PROBLEM DESCRIPTION
Extract every record, keeping each one exactly as it is.

** START OF RECORDS FOR THIS EXERCISE **

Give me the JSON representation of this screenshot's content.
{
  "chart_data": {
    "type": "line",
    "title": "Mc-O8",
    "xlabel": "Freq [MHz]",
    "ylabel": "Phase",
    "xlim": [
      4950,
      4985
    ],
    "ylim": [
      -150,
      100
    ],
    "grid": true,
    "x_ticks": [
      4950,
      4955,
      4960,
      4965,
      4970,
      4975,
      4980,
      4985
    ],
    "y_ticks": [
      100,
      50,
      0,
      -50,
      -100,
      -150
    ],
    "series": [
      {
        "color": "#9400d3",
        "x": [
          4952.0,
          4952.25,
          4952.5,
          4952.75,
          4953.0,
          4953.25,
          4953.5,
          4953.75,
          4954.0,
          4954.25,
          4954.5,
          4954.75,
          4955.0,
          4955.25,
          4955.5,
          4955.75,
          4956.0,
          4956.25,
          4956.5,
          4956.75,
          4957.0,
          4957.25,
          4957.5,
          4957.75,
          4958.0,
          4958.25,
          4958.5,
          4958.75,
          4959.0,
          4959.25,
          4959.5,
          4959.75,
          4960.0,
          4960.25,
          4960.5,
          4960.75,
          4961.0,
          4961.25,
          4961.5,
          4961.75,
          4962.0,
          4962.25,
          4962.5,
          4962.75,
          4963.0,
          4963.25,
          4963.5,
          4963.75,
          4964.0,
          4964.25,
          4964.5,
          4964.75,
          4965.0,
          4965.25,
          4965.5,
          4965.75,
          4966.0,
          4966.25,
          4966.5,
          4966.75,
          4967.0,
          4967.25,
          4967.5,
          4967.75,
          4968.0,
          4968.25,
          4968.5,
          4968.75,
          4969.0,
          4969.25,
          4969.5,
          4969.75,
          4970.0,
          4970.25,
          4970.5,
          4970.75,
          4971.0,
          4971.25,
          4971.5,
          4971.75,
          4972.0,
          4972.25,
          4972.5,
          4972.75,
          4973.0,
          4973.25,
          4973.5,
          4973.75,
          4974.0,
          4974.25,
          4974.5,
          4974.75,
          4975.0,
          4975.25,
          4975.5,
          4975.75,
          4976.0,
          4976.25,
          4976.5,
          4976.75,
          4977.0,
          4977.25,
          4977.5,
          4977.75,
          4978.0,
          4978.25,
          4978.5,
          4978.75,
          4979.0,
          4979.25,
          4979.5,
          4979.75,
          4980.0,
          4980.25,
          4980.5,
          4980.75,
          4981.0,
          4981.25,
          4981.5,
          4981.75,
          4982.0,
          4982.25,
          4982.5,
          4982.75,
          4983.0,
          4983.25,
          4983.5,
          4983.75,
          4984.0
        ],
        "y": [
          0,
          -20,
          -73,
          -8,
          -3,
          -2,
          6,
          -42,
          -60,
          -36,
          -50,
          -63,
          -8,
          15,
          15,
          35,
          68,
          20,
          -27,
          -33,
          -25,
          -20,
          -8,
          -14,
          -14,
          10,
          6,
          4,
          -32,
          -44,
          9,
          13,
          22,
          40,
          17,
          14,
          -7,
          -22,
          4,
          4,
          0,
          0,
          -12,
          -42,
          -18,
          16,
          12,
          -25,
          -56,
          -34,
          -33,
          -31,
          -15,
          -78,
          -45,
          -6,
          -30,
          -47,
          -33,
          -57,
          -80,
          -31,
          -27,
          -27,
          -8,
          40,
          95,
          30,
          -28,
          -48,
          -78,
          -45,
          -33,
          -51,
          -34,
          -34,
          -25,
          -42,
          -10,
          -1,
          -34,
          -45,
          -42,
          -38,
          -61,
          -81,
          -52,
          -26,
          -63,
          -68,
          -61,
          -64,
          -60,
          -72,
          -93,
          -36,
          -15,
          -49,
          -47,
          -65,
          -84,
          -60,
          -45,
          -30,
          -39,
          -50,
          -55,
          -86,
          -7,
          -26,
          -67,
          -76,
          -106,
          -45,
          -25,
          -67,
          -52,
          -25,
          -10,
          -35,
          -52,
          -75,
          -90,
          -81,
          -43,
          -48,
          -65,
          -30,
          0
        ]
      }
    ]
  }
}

** END OF RECORDS FOR THIS EXERCISE **

SOLUTION TO THIS EXERCISE
Give me the JSON representation of this screenshot's content.
{
  "chart_data": {
    "type": "line",
    "title": "Mc-O8",
    "xlabel": "Freq [MHz]",
    "ylabel": "Phase",
    "xlim": [
      4950,
      4985
    ],
    "ylim": [
      -150,
      100
    ],
    "grid": true,
    "x_ticks": [
      4950,
      4955,
      4960,
      4965,
      4970,
      4975,
      4980,
      4985
    ],
    "y_ticks": [
      100,
      50,
      0,
      -50,
      -100,
      -150
    ],
    "series": [
      {
        "color": "#9400d3",
        "x": [
          4952.0,
          4952.25,
          4952.5,
          4952.75,
          4953.0,
          4953.25,
          4953.5,
          4953.75,
          4954.0,
          4954.25,
          4954.5,
          4954.75,
          4955.0,
          4955.25,
          4955.5,
          4955.75,
          4956.0,
          4956.25,
          4956.5,
          4956.75,
          4957.0,
          4957.25,
          4957.5,
          4957.75,
          4958.0,
          4958.25,
          4958.5,
          4958.75,
          4959.0,
          4959.25,
          4959.5,
          4959.75,
          4960.0,
          4960.25,
          4960.5,
          4960.75,
          4961.0,
          4961.25,
          4961.5,
          4961.75,
          4962.0,
          4962.25,
          4962.5,
          4962.75,
          4963.0,
          4963.25,
          4963.5,
          4963.75,
          4964.0,
          4964.25,
          4964.5,
          4964.75,
          4965.0,
          4965.25,
          4965.5,
          4965.75,
          4966.0,
          4966.25,
          4966.5,
          4966.75,
          4967.0,
          4967.25,
          4967.5,
          4967.75,
          4968.0,
          4968.25,
          4968.5,
          4968.75,
          4969.0,
          4969.25,
          4969.5,
          4969.75,
          4970.0,
          4970.25,
          4970.5,
          4970.75,
          4971.0,
          4971.25,
          4971.5,
          4971.75,
          4972.0,
          4972.25,
          4972.5,
          4972.75,
          4973.0,
          4973.25,
          4973.5,
          4973.75,
          4974.0,
          4974.25,
          4974.5,
          4974.75,
          4975.0,
          4975.25,
          4975.5,
          4975.75,
          4976.0,
          4976.25,
          4976.5,
          4976.75,
          4977.0,
          4977.25,
          4977.5,
          4977.75,
          4978.0,
          4978.25,
          4978.5,
          4978.75,
          4979.0,
          4979.25,
          4979.5,
          4979.75,
          4980.0,
          4980.25,
          4980.5,
          4980.75,
          4981.0,
          4981.25,
          4981.5,
          4981.75,
          4982.0,
          4982.25,
          4982.5,
          4982.75,
          4983.0,
          4983.25,
          4983.5,
          4983.75,
          4984.0
        ],
        "y": [
          0,
          -20,
          -73,
          -8,
          -3,
          -2,
          6,
          -42,
          -60,
          -36,
          -50,
          -63,
          -8,
          15,
          15,
          35,
          68,
          20,
          -27,
          -33,
          -25,
          -20,
          -8,
          -14,
          -14,
          10,
          6,
          4,
          -32,
          -44,
          9,
          13,
          22,
          40,
          17,
          14,
          -7,
          -22,
          4,
          4,
          0,
          0,
          -12,
          -42,
          -18,
          16,
          12,
          -25,
          -56,
          -34,
          -33,
          -31,
          -15,
          -78,
          -45,
          -6,
          -30,
          -47,
          -33,
          -57,
          -80,
          -31,
          -27,
          -27,
          -8,
          40,
          95,
          30,
          -28,
          -48,
          -78,
          -45,
          -33,
          -51,
          -34,
          -34,
          -25,
          -42,
          -10,
          -1,
          -34,
          -45,
          -42,
          -38,
          -61,
          -81,
          -52,
          -26,
          -63,
          -68,
          -61,
          -64,
          -60,
          -72,
          -93,
          -36,
          -15,
          -49,
          -47,
          -65,
          -84,
          -60,
          -45,
          -30,
          -39,
          -50,
          -55,
          -86,
          -7,
          -26,
          -67,
          -76,
          -106,
          -45,
          -25,
          -67,
          -52,
          -25,
          -10,
          -35,
          -52,
          -75,
          -90,
          -81,
          -43,
          -48,
          -65,
          -30,
          0
        ]
      }
    ]
  }
}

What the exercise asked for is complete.